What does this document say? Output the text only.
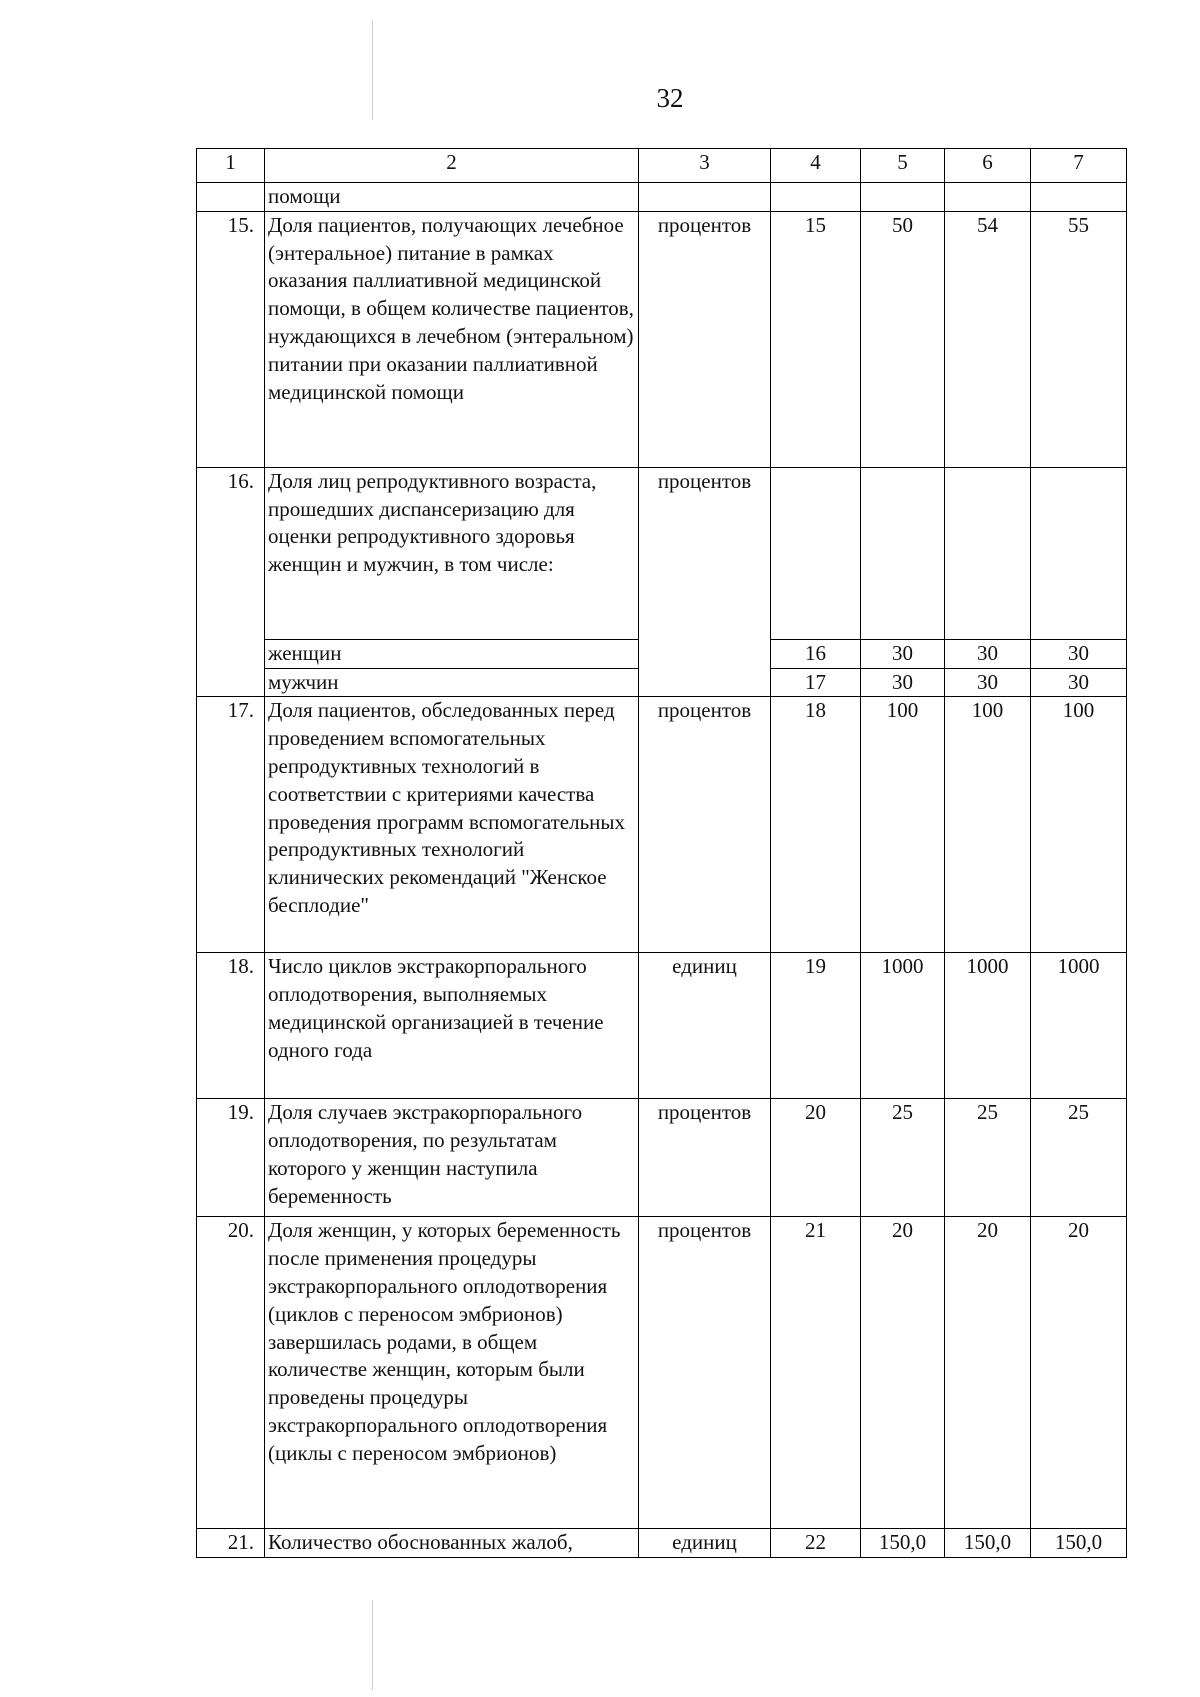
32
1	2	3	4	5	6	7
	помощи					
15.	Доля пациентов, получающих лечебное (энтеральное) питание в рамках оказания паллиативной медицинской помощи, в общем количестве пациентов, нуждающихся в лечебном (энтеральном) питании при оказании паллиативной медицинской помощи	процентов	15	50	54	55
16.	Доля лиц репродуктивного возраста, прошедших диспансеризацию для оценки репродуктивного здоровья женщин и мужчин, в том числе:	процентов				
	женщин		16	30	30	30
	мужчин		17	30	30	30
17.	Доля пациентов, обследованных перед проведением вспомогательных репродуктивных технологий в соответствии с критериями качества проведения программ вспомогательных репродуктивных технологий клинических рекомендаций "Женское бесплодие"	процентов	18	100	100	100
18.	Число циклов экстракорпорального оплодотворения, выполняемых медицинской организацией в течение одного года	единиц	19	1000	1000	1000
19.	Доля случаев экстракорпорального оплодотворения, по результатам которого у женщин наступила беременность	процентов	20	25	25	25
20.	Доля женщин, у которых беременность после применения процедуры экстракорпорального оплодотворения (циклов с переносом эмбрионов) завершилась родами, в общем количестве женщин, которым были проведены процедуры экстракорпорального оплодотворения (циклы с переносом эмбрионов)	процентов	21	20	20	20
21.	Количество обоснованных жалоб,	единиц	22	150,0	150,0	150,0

####################

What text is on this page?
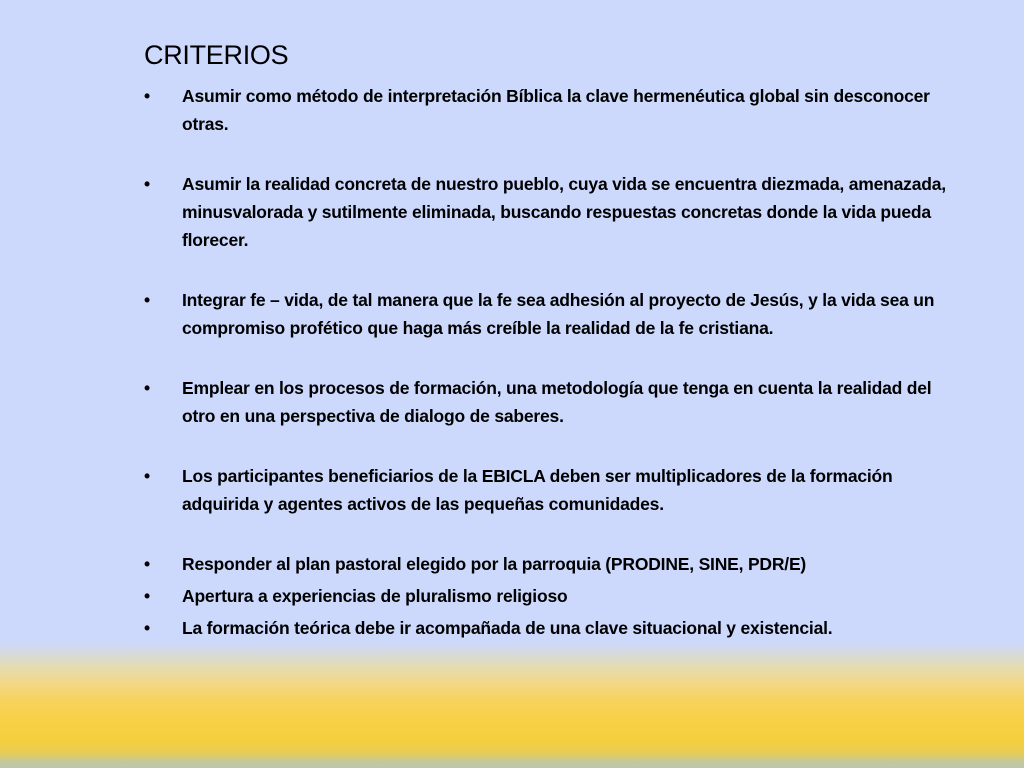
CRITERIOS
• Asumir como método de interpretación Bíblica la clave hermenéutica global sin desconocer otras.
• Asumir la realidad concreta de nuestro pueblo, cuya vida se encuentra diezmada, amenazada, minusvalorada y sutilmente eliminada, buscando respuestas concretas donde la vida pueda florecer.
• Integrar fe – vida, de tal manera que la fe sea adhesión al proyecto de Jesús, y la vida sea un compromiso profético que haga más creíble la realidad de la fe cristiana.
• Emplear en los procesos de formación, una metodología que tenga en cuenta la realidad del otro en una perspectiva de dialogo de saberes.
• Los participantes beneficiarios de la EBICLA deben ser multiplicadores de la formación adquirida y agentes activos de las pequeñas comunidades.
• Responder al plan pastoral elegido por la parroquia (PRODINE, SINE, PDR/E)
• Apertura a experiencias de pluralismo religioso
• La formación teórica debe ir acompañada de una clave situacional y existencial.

####################

Find each line that has the word "realidad", then copy it out.

• Asumir la realidad concreta de nuestro pueblo, cuya vida se encuentra diezmada, amenazada, minusvalorada y sutilmente eliminada, buscando respuestas concretas donde la vida pueda florecer.
• Integrar fe – vida, de tal manera que la fe sea adhesión al proyecto de Jesús, y la vida sea un compromiso profético que haga más creíble la realidad de la fe cristiana.
• Emplear en los procesos de formación, una metodología que tenga en cuenta la realidad del otro en una perspectiva de dialogo de saberes.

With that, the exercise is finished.